Dataset entries
>>>>

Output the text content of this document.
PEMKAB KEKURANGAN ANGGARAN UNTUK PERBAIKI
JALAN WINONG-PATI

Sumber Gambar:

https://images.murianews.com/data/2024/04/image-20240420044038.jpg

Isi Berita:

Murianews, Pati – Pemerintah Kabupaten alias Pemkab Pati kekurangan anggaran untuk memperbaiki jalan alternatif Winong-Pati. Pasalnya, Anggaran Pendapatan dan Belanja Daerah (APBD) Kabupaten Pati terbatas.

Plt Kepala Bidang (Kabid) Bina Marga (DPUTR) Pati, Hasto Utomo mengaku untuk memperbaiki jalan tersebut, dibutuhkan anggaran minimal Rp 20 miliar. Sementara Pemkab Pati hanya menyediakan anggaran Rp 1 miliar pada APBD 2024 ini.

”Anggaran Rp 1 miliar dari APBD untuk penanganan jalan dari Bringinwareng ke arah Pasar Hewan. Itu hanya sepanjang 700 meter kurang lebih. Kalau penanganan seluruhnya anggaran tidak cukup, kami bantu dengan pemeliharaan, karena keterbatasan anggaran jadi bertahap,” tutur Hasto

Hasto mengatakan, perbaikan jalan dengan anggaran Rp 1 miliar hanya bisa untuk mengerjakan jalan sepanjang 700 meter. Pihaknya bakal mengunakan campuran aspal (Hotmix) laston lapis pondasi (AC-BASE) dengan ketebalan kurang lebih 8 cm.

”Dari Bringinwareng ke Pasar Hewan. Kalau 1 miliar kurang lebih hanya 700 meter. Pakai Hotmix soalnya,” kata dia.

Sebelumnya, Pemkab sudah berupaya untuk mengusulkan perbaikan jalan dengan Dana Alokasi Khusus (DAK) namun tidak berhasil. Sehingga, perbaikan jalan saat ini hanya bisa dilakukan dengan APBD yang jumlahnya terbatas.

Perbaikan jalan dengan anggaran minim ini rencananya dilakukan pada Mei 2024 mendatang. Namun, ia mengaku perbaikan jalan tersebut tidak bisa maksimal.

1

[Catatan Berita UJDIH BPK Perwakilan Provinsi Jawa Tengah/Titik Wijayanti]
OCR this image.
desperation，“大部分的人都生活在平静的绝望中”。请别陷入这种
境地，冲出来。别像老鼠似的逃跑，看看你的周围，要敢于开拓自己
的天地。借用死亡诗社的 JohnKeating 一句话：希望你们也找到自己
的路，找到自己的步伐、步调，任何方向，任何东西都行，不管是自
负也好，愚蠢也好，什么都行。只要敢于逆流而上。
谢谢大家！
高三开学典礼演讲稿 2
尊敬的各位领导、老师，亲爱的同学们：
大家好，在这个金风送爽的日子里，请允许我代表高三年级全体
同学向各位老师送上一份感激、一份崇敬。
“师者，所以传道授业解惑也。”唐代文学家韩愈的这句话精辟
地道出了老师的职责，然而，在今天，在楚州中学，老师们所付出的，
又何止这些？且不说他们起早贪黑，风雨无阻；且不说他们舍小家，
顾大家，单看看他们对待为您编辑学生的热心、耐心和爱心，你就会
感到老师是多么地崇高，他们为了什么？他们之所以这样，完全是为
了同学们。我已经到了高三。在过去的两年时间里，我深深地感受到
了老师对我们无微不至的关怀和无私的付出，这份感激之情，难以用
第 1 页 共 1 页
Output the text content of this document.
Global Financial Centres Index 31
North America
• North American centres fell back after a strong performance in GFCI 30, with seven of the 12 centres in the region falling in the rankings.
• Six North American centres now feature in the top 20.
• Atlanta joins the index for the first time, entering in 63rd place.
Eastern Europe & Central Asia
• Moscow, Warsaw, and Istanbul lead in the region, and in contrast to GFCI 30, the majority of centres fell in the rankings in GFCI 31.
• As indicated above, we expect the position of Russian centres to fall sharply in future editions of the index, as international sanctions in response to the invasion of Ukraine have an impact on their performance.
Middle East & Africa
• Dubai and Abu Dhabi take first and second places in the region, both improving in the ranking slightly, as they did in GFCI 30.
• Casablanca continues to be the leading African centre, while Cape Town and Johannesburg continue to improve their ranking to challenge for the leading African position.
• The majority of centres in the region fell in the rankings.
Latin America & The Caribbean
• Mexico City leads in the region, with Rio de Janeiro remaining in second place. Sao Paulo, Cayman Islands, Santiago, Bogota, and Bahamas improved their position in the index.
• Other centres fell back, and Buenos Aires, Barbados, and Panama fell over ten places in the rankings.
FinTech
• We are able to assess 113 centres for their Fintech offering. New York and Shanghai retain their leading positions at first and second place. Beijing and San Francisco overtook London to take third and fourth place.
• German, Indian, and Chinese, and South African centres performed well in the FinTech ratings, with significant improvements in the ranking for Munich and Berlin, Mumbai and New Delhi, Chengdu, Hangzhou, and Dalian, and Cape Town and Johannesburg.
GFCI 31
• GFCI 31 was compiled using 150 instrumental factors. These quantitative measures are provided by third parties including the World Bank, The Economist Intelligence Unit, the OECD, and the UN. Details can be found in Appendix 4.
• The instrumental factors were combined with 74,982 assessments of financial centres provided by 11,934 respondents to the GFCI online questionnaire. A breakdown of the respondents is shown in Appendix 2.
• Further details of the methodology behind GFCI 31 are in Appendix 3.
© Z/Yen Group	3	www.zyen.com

<<<<

▶ [EXERCISE PROMPT] Pull out every line of the records above that contains the word "second".

▶ [PROBLEM SOLUTION]
• Dubai and Abu Dhabi take first and second places in the region, both improving in the ranking slightly, as they did in GFCI 30.
• Mexico City leads in the region, with Rio de Janeiro remaining in second place. Sao Paulo, Cayman Islands, Santiago, Bogota, and Bahamas improved their position in the index.
• We are able to assess 113 centres for their Fintech offering. New York and Shanghai retain their leading positions at first and second place. Beijing and San Francisco overtook London to take third and fourth place.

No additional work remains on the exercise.